Reproduce all of the data below without alteration; exclude every picture.

++++ MATERIAL PROVIDED ++++

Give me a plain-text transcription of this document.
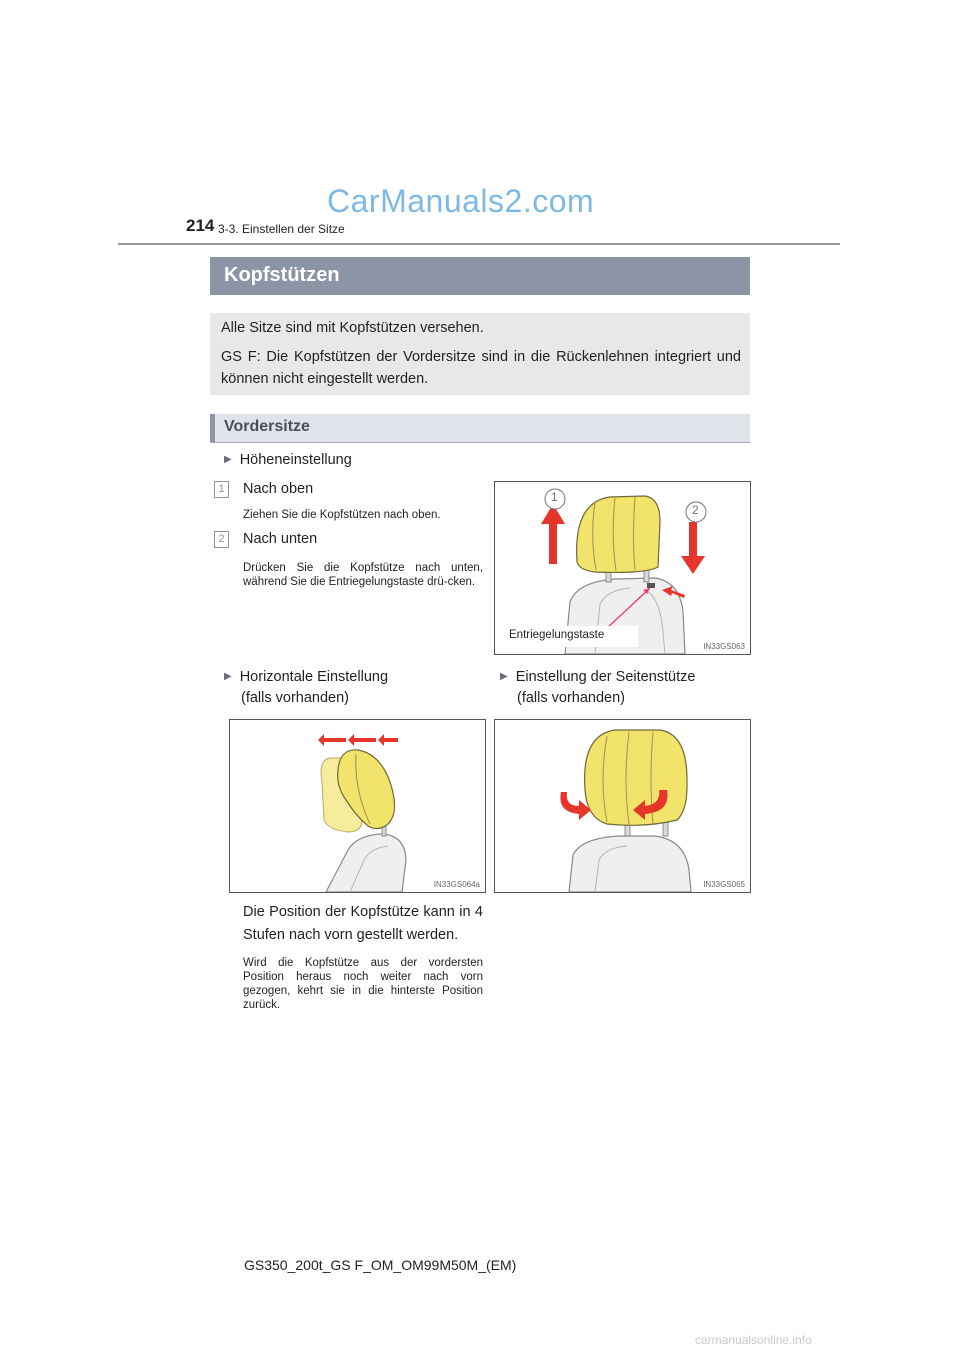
CarManuals2.com
214 3-3. Einstellen der Sitze
Kopfstützen

Alle Sitze sind mit Kopfstützen versehen.

GS F: Die Kopfstützen der Vordersitze sind in die Rückenlehnen integriert und können nicht eingestellt werden.

Vordersitze
▶ Höheneinstellung
1 Nach oben
Ziehen Sie die Kopfstützen nach oben.
2 Nach unten
Drücken Sie die Kopfstütze nach unten, während Sie die Entriegelungstaste drü-cken.
1
2
Entriegelungstaste
IN33GS063
▶ Horizontale Einstellung
(falls vorhanden)
▶ Einstellung der Seitenstütze
(falls vorhanden)
IN33GS064a	IN33GS065
Die Position der Kopfstütze kann in 4 Stufen nach vorn gestellt werden.
Wird die Kopfstütze aus der vordersten Position heraus noch weiter nach vorn gezogen, kehrt sie in die hinterste Position zurück.
GS350_200t_GS F_OM_OM99M50M_(EM)
carmanualsonline.info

++++

WORKED SOLUTION:
Give me a plain-text transcription of this document.
CarManuals2.com
214 3-3. Einstellen der Sitze
Kopfstützen

Alle Sitze sind mit Kopfstützen versehen.

GS F: Die Kopfstützen der Vordersitze sind in die Rückenlehnen integriert und können nicht eingestellt werden.

Vordersitze
▶ Höheneinstellung
1 Nach oben
Ziehen Sie die Kopfstützen nach oben.
2 Nach unten
Drücken Sie die Kopfstütze nach unten, während Sie die Entriegelungstaste drü-cken.
1
2
Entriegelungstaste
IN33GS063
▶ Horizontale Einstellung
(falls vorhanden)
▶ Einstellung der Seitenstütze
(falls vorhanden)
IN33GS064a	IN33GS065
Die Position der Kopfstütze kann in 4 Stufen nach vorn gestellt werden.
Wird die Kopfstütze aus der vordersten Position heraus noch weiter nach vorn gezogen, kehrt sie in die hinterste Position zurück.
GS350_200t_GS F_OM_OM99M50M_(EM)
carmanualsonline.info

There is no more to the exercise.